___ DATA FOR THIS EXERCISE ___
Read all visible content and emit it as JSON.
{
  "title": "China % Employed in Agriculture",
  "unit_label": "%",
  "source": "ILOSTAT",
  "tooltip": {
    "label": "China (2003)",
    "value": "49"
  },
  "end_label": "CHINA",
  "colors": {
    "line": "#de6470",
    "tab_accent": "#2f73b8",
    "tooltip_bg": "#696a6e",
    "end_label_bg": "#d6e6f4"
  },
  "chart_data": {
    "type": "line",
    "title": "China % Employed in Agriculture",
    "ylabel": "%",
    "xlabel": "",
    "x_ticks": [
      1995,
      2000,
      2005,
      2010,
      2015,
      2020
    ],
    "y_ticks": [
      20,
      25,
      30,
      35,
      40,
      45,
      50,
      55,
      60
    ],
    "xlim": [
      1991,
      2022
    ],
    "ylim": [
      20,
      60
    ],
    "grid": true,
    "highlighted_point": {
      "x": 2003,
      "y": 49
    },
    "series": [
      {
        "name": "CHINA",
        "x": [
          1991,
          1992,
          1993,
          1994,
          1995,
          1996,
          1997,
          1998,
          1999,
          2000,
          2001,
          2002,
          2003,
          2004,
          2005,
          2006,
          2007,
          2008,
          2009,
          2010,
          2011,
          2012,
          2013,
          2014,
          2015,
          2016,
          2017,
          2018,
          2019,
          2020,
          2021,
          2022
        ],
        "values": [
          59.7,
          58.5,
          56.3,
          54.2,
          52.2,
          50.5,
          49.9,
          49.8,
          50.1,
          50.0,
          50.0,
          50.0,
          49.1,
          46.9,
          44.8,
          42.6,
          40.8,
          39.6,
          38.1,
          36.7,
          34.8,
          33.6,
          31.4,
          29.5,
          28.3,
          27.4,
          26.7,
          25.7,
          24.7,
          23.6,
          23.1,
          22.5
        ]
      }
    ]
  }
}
___
→ TASK DESCRIPTION:
Which lines hold the string "Agriculture"? Copy all of them from the data above.

→ TASK OUTPUT:
  "title": "China % Employed in Agriculture",
    "title": "China % Employed in Agriculture",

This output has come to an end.